** start of INPUT DATA **

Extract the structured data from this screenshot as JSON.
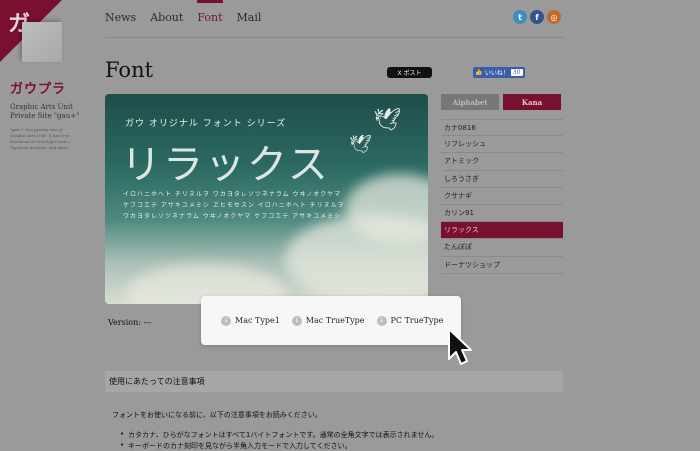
{
  "brand": {
    "corner_glyph": "ガ",
    "logo_text": "ガウプラ",
    "subtitle_1": "Graphic Arts Unit",
    "subtitle_2": "Private Site \"gau+\"",
    "blurb": "\"gau+\" is a private site of Graphic Arts Unit. It has free download of Prototype fonts / Typeface projects, and more..."
  },
  "nav": {
    "items": [
      {
        "label": "News"
      },
      {
        "label": "About"
      },
      {
        "label": "Font"
      },
      {
        "label": "Mail"
      }
    ],
    "active": "Font"
  },
  "social": {
    "icons": [
      "twitter-icon",
      "facebook-icon",
      "rss-icon"
    ],
    "glyphs": [
      "t",
      "f",
      "◎"
    ]
  },
  "page": {
    "title": "Font",
    "post_button": "X ポスト",
    "like_label": "いいね！",
    "like_count": "30"
  },
  "hero": {
    "series": "ガウ オリジナル フォント シリーズ",
    "title": "リラックス",
    "sample_lines": [
      "イロハニホヘト チリヌルヲ ワカヨタレソツネナラム ウヰノオクヤマ",
      "ケフコエテ アサキユメミシ ヱヒモセスン イロハニホヘト チリヌルヲ",
      "ワカヨタレソツネナラム ウヰノオクヤマ ケフコエテ アサキユメミシ"
    ]
  },
  "version": {
    "label": "Version: ---"
  },
  "downloads": [
    {
      "label": "Mac Type1"
    },
    {
      "label": "Mac TrueType"
    },
    {
      "label": "PC TrueType"
    }
  ],
  "sidebar": {
    "tabs": [
      {
        "label": "Alphabet"
      },
      {
        "label": "Kana"
      }
    ],
    "active_tab": "Kana",
    "fonts": [
      {
        "label": "カナ0816"
      },
      {
        "label": "リフレッシュ"
      },
      {
        "label": "アトミック"
      },
      {
        "label": "しろうさぎ"
      },
      {
        "label": "クサナギ"
      },
      {
        "label": "カリン91"
      },
      {
        "label": "リラックス"
      },
      {
        "label": "たんぽぽ"
      },
      {
        "label": "ドーナツショップ"
      }
    ],
    "selected": "リラックス"
  },
  "notes": {
    "heading": "使用にあたっての注意事項",
    "intro": "フォントをお使いになる前に、以下の注意事項をお読みください。",
    "items": [
      "カタカナ、ひらがなフォントはすべて1バイトフォントです。通常の全角文字では表示されません。",
      "キーボードのカナ刻印を見ながら半角入力モードで入力してください。"
    ]
  },
  "colors": {
    "accent": "#7a1030",
    "background": "#9a9a9a"
  }
}
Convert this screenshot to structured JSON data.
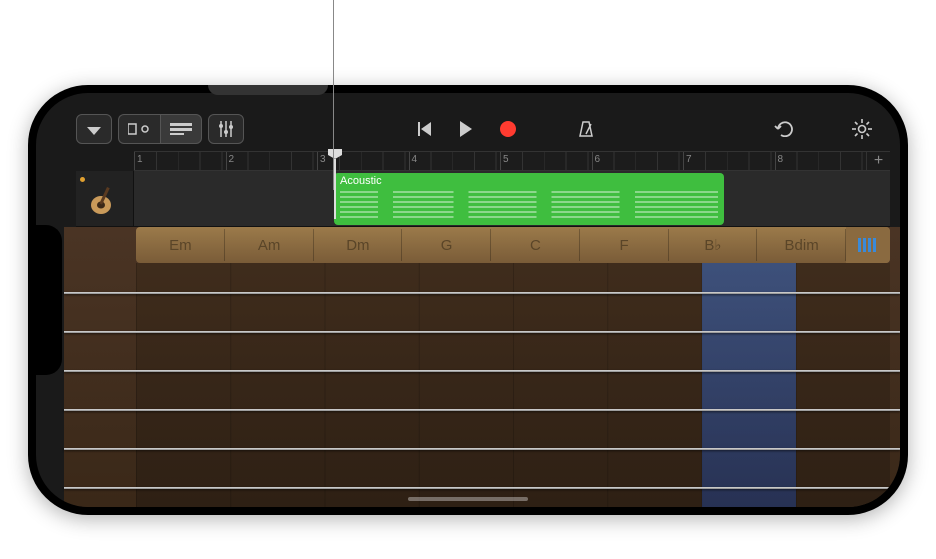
{
  "toolbar": {
    "browser_icon": "browser-menu",
    "fx_icon": "fx-panel",
    "track_view_icon": "track-view",
    "mixer_icon": "mixer-sliders",
    "prev_icon": "go-to-start",
    "play_icon": "play",
    "record_icon": "record",
    "metronome_icon": "metronome",
    "undo_icon": "undo",
    "settings_icon": "settings-gear"
  },
  "ruler": {
    "bars": [
      "1",
      "2",
      "3",
      "4",
      "5",
      "6",
      "7",
      "8"
    ],
    "add_label": "+"
  },
  "track": {
    "instrument": "Acoustic Guitar",
    "region_name": "Acoustic"
  },
  "chords": [
    "Em",
    "Am",
    "Dm",
    "G",
    "C",
    "F",
    "B♭",
    "Bdim"
  ],
  "highlighted_chord_index": 6,
  "strings_count": 6,
  "colors": {
    "region": "#3fbe3f",
    "record": "#ff3b30",
    "highlight": "#3a6ec8"
  }
}
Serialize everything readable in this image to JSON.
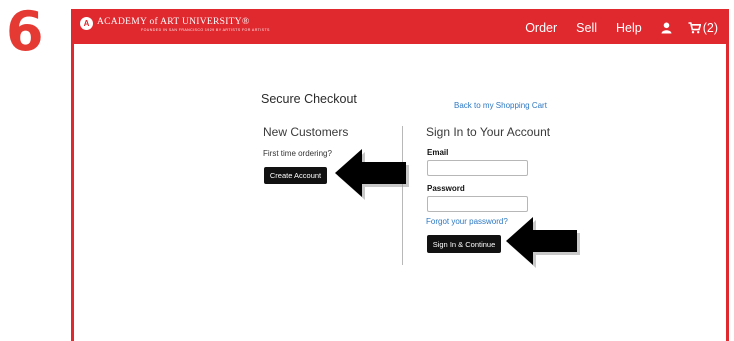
{
  "step_number": "6",
  "header": {
    "logo_mark": "A",
    "logo_name": "ACADEMY of ART UNIVERSITY®",
    "logo_tagline": "FOUNDED IN SAN FRANCISCO 1929 BY ARTISTS FOR ARTISTS",
    "nav": {
      "order": "Order",
      "sell": "Sell",
      "help": "Help",
      "cart_count": "(2)"
    },
    "icons": [
      "user-icon",
      "cart-icon"
    ],
    "bar_color": "#e0282f"
  },
  "checkout": {
    "heading": "Secure Checkout",
    "back_link": "Back to my Shopping Cart",
    "new_customers": {
      "title": "New Customers",
      "subtitle": "First time ordering?",
      "create_button": "Create Account"
    },
    "sign_in": {
      "title": "Sign In to Your Account",
      "email_label": "Email",
      "email_value": "",
      "password_label": "Password",
      "password_value": "",
      "forgot_link": "Forgot your password?",
      "submit_button": "Sign In & Continue"
    }
  },
  "colors": {
    "accent": "#e0282f",
    "step_number": "#e53a34",
    "link": "#2d78c4",
    "button": "#111111"
  },
  "annotations": [
    "arrow-to-create-account",
    "arrow-to-sign-in-button"
  ]
}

** end of INPUT DATA **

◆ GIVEN TASK
Images do not belong in the copy; reproduce all other parts of the records above verbatim.

◆ FULL SOLUTION
Extract the structured data from this screenshot as JSON.
{
  "brand": {
    "corner_glyph": "ガ",
    "logo_text": "ガウプラ",
    "subtitle_1": "Graphic Arts Unit",
    "subtitle_2": "Private Site \"gau+\"",
    "blurb": "\"gau+\" is a private site of Graphic Arts Unit. It has free download of Prototype fonts / Typeface projects, and more..."
  },
  "nav": {
    "items": [
      {
        "label": "News"
      },
      {
        "label": "About"
      },
      {
        "label": "Font"
      },
      {
        "label": "Mail"
      }
    ],
    "active": "Font"
  },
  "social": {
    "icons": [
      "twitter-icon",
      "facebook-icon",
      "rss-icon"
    ],
    "glyphs": [
      "t",
      "f",
      "◎"
    ]
  },
  "page": {
    "title": "Font",
    "post_button": "X ポスト",
    "like_label": "いいね！",
    "like_count": "30"
  },
  "hero": {
    "series": "ガウ オリジナル フォント シリーズ",
    "title": "リラックス",
    "sample_lines": [
      "イロハニホヘト チリヌルヲ ワカヨタレソツネナラム ウヰノオクヤマ",
      "ケフコエテ アサキユメミシ ヱヒモセスン イロハニホヘト チリヌルヲ",
      "ワカヨタレソツネナラム ウヰノオクヤマ ケフコエテ アサキユメミシ"
    ]
  },
  "version": {
    "label": "Version: ---"
  },
  "downloads": [
    {
      "label": "Mac Type1"
    },
    {
      "label": "Mac TrueType"
    },
    {
      "label": "PC TrueType"
    }
  ],
  "sidebar": {
    "tabs": [
      {
        "label": "Alphabet"
      },
      {
        "label": "Kana"
      }
    ],
    "active_tab": "Kana",
    "fonts": [
      {
        "label": "カナ0816"
      },
      {
        "label": "リフレッシュ"
      },
      {
        "label": "アトミック"
      },
      {
        "label": "しろうさぎ"
      },
      {
        "label": "クサナギ"
      },
      {
        "label": "カリン91"
      },
      {
        "label": "リラックス"
      },
      {
        "label": "たんぽぽ"
      },
      {
        "label": "ドーナツショップ"
      }
    ],
    "selected": "リラックス"
  },
  "notes": {
    "heading": "使用にあたっての注意事項",
    "intro": "フォントをお使いになる前に、以下の注意事項をお読みください。",
    "items": [
      "カタカナ、ひらがなフォントはすべて1バイトフォントです。通常の全角文字では表示されません。",
      "キーボードのカナ刻印を見ながら半角入力モードで入力してください。"
    ]
  },
  "colors": {
    "accent": "#7a1030",
    "background": "#9a9a9a"
  }
}
Convert this screenshot to structured JSON data.
{
  "toolbar": {
    "browser_icon": "browser-menu",
    "fx_icon": "fx-panel",
    "track_view_icon": "track-view",
    "mixer_icon": "mixer-sliders",
    "prev_icon": "go-to-start",
    "play_icon": "play",
    "record_icon": "record",
    "metronome_icon": "metronome",
    "undo_icon": "undo",
    "settings_icon": "settings-gear"
  },
  "ruler": {
    "bars": [
      "1",
      "2",
      "3",
      "4",
      "5",
      "6",
      "7",
      "8"
    ],
    "add_label": "+"
  },
  "track": {
    "instrument": "Acoustic Guitar",
    "region_name": "Acoustic"
  },
  "chords": [
    "Em",
    "Am",
    "Dm",
    "G",
    "C",
    "F",
    "B♭",
    "Bdim"
  ],
  "highlighted_chord_index": 6,
  "strings_count": 6,
  "colors": {
    "region": "#3fbe3f",
    "record": "#ff3b30",
    "highlight": "#3a6ec8"
  }
}
Serialize everything readable in this image to JSON.
{
  "step_number": "6",
  "header": {
    "logo_mark": "A",
    "logo_name": "ACADEMY of ART UNIVERSITY®",
    "logo_tagline": "FOUNDED IN SAN FRANCISCO 1929 BY ARTISTS FOR ARTISTS",
    "nav": {
      "order": "Order",
      "sell": "Sell",
      "help": "Help",
      "cart_count": "(2)"
    },
    "icons": [
      "user-icon",
      "cart-icon"
    ],
    "bar_color": "#e0282f"
  },
  "checkout": {
    "heading": "Secure Checkout",
    "back_link": "Back to my Shopping Cart",
    "new_customers": {
      "title": "New Customers",
      "subtitle": "First time ordering?",
      "create_button": "Create Account"
    },
    "sign_in": {
      "title": "Sign In to Your Account",
      "email_label": "Email",
      "email_value": "",
      "password_label": "Password",
      "password_value": "",
      "forgot_link": "Forgot your password?",
      "submit_button": "Sign In & Continue"
    }
  },
  "colors": {
    "accent": "#e0282f",
    "step_number": "#e53a34",
    "link": "#2d78c4",
    "button": "#111111"
  },
  "annotations": [
    "arrow-to-create-account",
    "arrow-to-sign-in-button"
  ]
}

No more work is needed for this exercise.